- [SHORT EXERCISE] In the records that follow, locate every line with "datum" and extract it.

— start of SUPPLIED INFORMATION —

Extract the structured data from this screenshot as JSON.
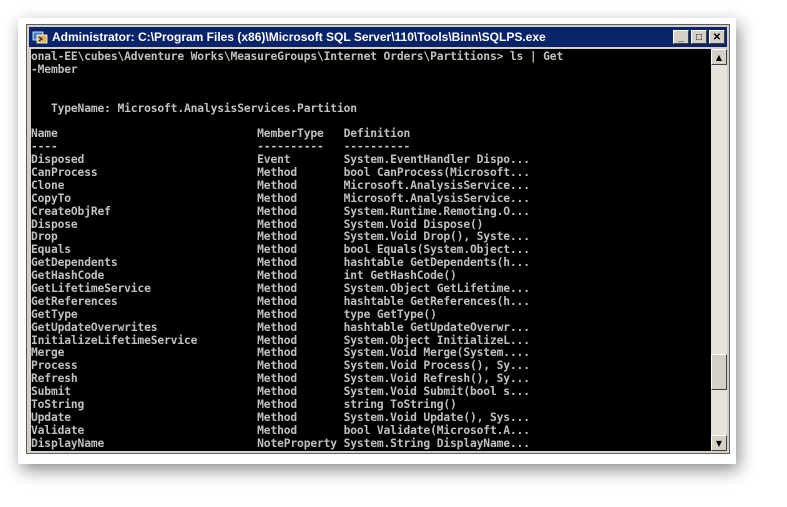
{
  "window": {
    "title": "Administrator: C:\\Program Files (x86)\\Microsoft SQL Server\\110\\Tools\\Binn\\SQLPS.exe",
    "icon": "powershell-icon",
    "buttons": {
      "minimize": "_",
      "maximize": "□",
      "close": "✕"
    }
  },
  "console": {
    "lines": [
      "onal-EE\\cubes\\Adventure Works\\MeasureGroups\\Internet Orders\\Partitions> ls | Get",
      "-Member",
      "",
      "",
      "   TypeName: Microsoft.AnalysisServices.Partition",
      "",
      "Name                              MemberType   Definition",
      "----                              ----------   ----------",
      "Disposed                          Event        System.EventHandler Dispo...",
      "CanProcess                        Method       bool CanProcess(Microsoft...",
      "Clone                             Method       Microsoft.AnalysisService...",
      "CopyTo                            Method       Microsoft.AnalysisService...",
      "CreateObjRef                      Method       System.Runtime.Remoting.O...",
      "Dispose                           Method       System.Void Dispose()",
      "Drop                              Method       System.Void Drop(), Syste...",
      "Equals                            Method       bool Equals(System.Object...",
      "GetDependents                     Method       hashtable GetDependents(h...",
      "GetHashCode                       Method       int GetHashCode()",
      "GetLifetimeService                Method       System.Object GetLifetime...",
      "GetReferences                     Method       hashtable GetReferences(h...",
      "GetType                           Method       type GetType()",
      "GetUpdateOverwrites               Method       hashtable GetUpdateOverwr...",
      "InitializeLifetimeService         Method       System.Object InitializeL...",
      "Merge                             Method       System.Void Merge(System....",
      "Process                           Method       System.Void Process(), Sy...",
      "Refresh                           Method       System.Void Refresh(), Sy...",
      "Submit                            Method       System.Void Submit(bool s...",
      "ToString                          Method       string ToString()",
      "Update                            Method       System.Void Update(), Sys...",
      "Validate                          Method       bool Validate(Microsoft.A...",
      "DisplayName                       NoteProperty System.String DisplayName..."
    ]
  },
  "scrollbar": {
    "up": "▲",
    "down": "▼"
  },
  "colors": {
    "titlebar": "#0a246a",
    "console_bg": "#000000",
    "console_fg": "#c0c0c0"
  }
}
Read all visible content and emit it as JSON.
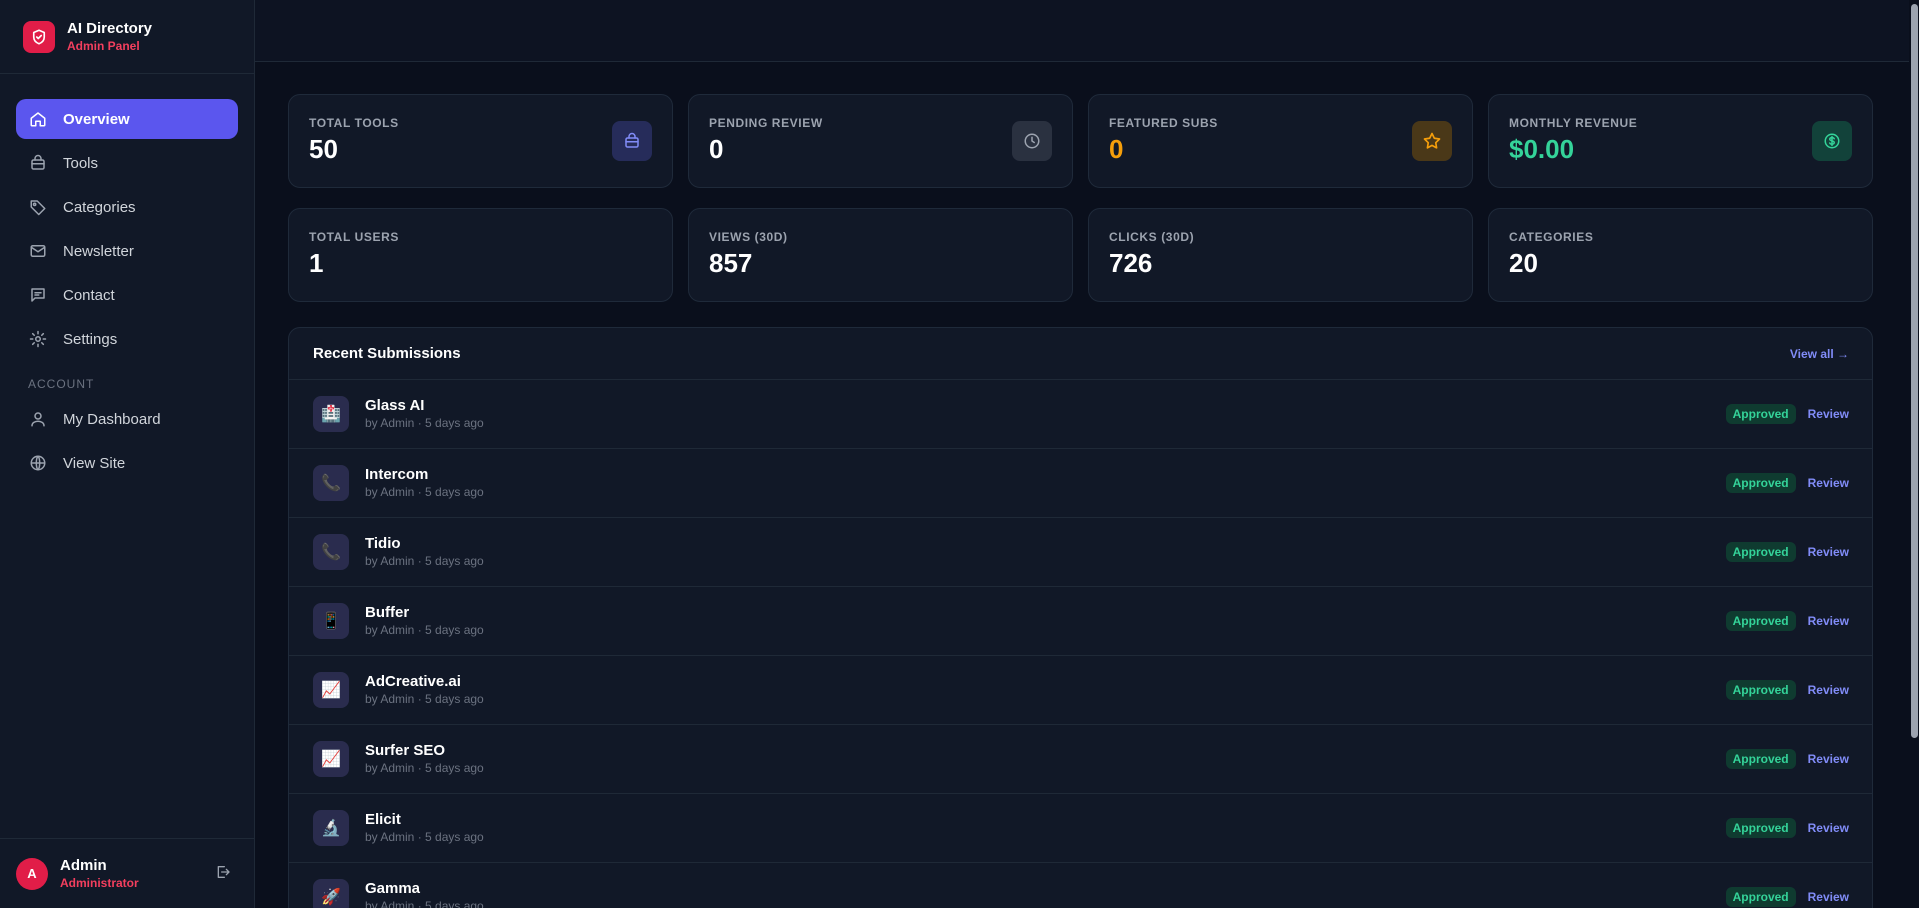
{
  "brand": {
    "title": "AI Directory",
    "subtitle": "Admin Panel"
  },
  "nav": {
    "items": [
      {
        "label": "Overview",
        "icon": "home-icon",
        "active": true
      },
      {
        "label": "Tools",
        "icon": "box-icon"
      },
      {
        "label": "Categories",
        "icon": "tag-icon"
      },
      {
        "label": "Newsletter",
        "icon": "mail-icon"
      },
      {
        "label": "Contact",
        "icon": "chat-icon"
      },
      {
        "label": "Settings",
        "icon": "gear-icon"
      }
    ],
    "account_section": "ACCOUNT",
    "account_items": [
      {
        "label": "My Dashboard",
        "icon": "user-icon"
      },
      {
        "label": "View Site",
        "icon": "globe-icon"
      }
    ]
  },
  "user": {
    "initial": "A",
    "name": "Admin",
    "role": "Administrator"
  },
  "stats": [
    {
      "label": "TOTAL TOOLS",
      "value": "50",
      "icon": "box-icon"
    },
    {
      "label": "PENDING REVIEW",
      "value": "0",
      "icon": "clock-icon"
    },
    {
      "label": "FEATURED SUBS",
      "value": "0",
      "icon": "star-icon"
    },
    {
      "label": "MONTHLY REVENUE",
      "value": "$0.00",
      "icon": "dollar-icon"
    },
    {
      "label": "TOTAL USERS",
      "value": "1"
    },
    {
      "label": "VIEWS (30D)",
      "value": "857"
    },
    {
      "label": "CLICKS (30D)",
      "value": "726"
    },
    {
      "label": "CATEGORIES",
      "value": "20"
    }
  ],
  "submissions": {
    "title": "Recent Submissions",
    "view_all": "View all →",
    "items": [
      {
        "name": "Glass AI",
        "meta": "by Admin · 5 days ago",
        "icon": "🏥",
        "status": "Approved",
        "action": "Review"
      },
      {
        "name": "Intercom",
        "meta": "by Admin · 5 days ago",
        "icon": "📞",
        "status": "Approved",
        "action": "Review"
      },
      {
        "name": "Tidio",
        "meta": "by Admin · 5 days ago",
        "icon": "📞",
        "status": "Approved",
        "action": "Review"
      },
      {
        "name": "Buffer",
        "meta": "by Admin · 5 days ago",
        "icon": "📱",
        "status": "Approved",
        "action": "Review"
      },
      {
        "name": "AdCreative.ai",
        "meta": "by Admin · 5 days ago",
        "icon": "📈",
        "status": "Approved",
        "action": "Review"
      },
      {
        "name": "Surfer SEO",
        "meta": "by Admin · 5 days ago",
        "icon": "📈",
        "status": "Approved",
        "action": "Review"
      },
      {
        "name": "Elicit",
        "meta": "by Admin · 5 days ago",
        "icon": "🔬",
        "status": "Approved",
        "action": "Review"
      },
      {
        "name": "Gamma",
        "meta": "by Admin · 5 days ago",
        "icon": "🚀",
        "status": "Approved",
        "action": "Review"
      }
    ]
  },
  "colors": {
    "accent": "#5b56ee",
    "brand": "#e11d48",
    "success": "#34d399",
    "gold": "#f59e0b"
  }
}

— end of SUPPLIED INFORMATION —
— start of SUPPLIED INFORMATION —

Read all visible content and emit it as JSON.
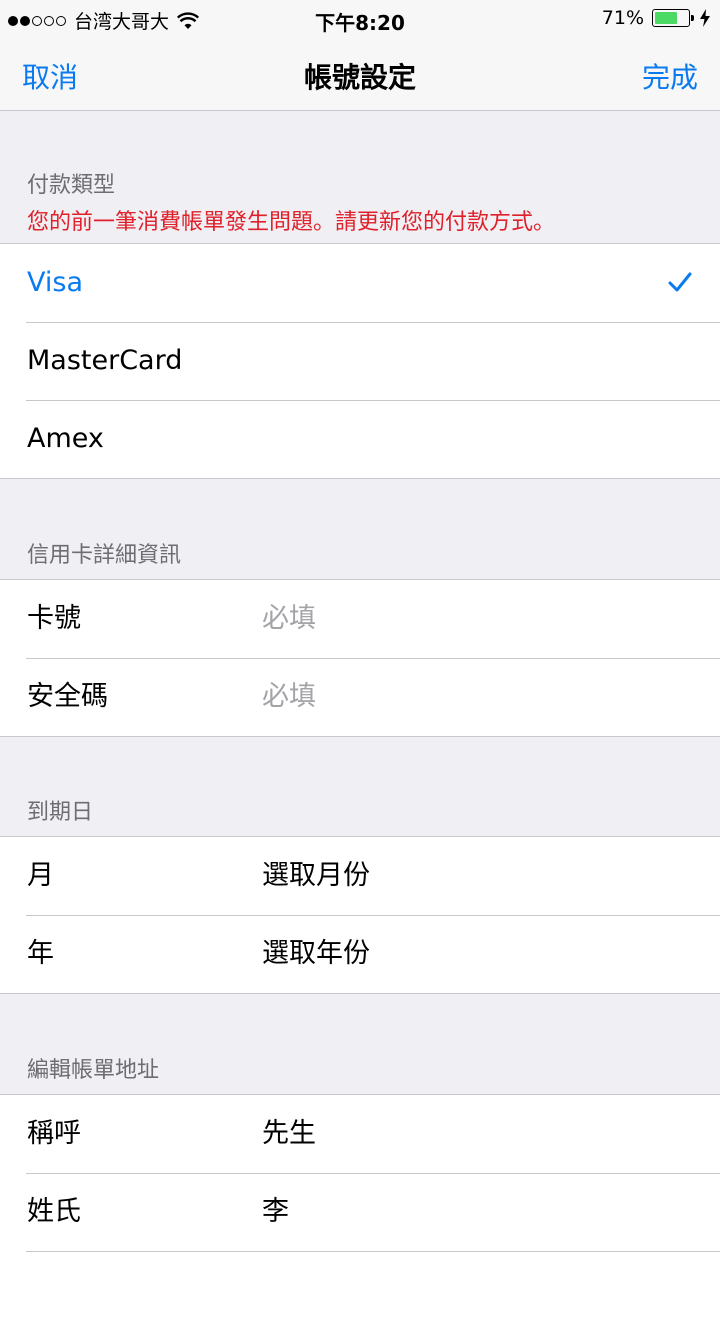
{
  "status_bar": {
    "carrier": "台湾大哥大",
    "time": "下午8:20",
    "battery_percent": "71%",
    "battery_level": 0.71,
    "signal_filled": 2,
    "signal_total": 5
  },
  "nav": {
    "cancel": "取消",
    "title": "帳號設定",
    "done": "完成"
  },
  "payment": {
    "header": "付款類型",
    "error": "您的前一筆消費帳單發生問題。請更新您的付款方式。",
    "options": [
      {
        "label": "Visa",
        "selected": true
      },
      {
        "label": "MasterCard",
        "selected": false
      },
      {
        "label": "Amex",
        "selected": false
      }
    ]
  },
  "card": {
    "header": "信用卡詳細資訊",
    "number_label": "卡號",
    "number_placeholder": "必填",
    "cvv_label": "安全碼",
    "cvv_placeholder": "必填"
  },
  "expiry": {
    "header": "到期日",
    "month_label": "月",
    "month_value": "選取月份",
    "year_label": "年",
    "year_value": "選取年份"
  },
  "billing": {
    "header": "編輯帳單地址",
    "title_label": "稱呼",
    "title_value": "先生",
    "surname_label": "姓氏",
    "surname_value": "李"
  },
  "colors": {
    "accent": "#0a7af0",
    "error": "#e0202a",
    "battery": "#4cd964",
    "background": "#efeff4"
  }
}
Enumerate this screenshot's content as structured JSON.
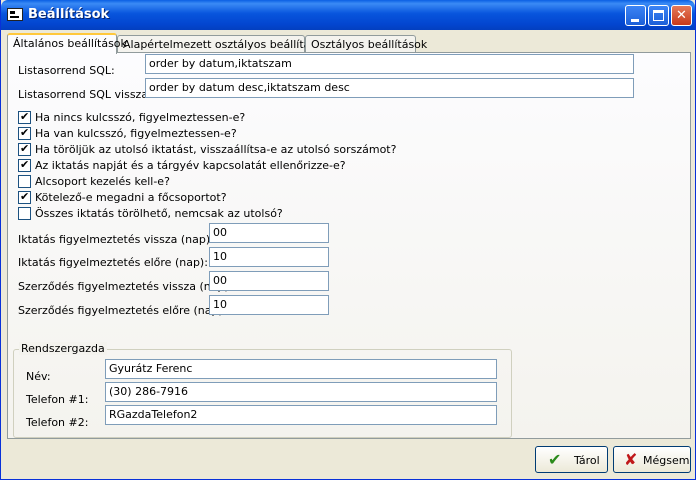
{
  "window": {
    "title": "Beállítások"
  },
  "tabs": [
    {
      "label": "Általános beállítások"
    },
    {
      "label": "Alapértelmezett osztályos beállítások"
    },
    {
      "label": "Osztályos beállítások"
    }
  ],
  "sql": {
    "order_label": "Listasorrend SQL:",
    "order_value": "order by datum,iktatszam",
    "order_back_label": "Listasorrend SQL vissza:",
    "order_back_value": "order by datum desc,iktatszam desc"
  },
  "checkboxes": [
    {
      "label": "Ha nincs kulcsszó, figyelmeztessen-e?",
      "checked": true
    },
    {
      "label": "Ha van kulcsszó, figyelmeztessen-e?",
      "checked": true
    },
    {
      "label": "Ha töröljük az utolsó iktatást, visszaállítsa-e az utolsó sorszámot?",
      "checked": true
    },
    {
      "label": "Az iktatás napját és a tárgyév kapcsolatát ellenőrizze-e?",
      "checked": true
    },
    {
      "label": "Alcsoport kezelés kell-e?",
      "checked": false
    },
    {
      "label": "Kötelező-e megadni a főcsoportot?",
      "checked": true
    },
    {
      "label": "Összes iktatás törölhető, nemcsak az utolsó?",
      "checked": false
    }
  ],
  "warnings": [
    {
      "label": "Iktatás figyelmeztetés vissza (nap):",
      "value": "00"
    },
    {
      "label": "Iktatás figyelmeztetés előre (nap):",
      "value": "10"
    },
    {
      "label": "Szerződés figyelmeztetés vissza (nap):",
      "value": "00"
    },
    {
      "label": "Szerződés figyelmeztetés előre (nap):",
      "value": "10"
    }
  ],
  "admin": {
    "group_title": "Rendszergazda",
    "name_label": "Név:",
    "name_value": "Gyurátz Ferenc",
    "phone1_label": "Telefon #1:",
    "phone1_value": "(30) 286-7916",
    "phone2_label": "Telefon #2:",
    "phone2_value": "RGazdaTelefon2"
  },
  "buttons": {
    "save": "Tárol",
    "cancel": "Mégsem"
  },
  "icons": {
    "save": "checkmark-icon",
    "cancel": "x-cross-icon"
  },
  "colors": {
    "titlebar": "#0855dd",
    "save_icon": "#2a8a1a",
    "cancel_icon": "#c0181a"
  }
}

— end of SUPPLIED INFORMATION —

- [RESULT FOR THIS TASK]
    "order_value": "order by datum,iktatszam",
    "order_back_value": "order by datum desc,iktatszam desc"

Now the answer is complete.